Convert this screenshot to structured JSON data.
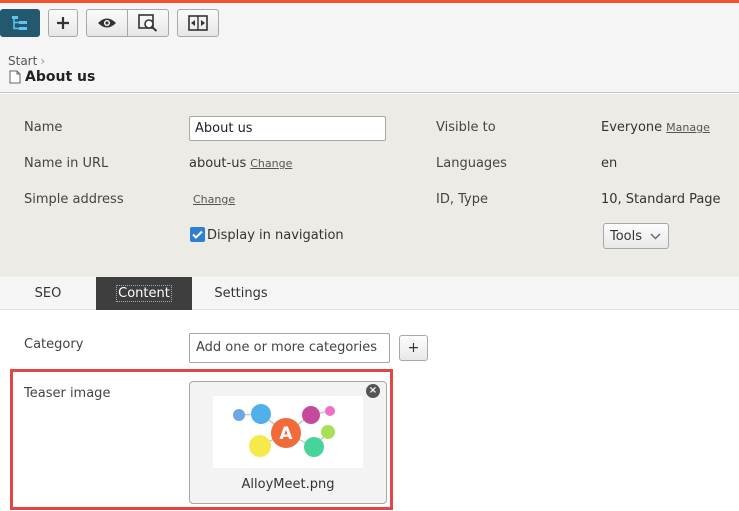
{
  "toolbar": {
    "icons": [
      "page-tree-icon",
      "add-icon",
      "eye-icon",
      "preview-icon",
      "compare-icon"
    ]
  },
  "breadcrumb": {
    "start": "Start",
    "title": "About us"
  },
  "properties": {
    "name_label": "Name",
    "name_value": "About us",
    "url_label": "Name in URL",
    "url_value": "about-us",
    "url_change": "Change",
    "simple_label": "Simple address",
    "simple_change": "Change",
    "visible_label": "Visible to",
    "visible_value": "Everyone",
    "visible_manage": "Manage",
    "languages_label": "Languages",
    "languages_value": "en",
    "id_label": "ID, Type",
    "id_value": "10, Standard Page",
    "display_nav_label": "Display in navigation",
    "display_nav_checked": true,
    "tools_label": "Tools"
  },
  "tabs": [
    {
      "label": "SEO",
      "active": false
    },
    {
      "label": "Content",
      "active": true
    },
    {
      "label": "Settings",
      "active": false
    }
  ],
  "content": {
    "category_label": "Category",
    "category_placeholder": "Add one or more categories",
    "category_add": "+",
    "teaser_label": "Teaser image",
    "teaser_filename": "AlloyMeet.png",
    "teaser_logo_letter": "A"
  },
  "colors": {
    "accent_top": "#f0532b",
    "highlight_frame": "#e24545",
    "active_tab": "#3e3e3e",
    "checkbox": "#2f7fd1"
  }
}
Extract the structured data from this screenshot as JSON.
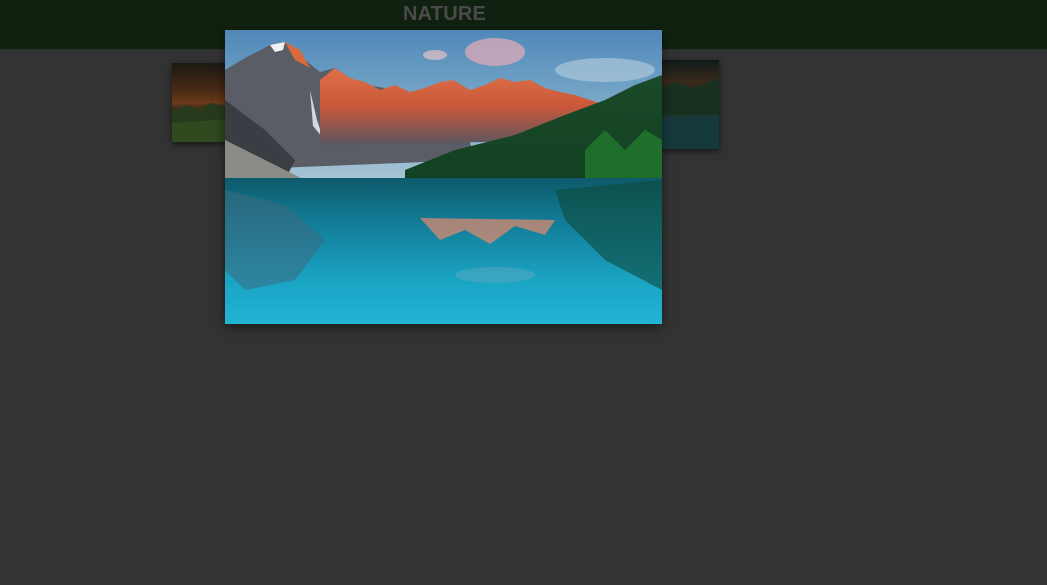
{
  "header": {
    "title": "NATURE"
  },
  "gallery": {
    "images": [
      {
        "name": "sunset-lake-thumbnail",
        "position": "left"
      },
      {
        "name": "mountain-lake-photo",
        "position": "center",
        "active": true
      },
      {
        "name": "sunset-valley-thumbnail",
        "position": "right"
      }
    ]
  },
  "colors": {
    "background": "#333333",
    "header": "#11210f",
    "title": "#4a4a4a"
  }
}
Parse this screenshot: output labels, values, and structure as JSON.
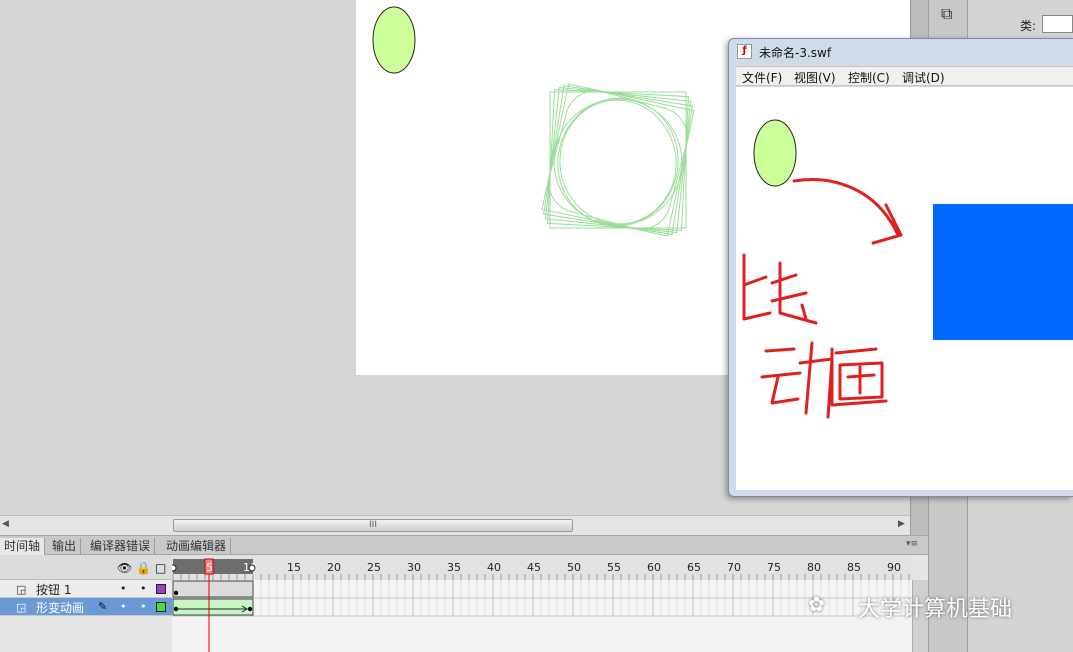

### Aim of the exercise
Extract every line that has the string "this" in it.

### Full solution
Convert this screenshot to structured JSON data.
Extract the structured data from this screenshot as JSON.
Parse this screenshot: output labels, values, and structure as JSON.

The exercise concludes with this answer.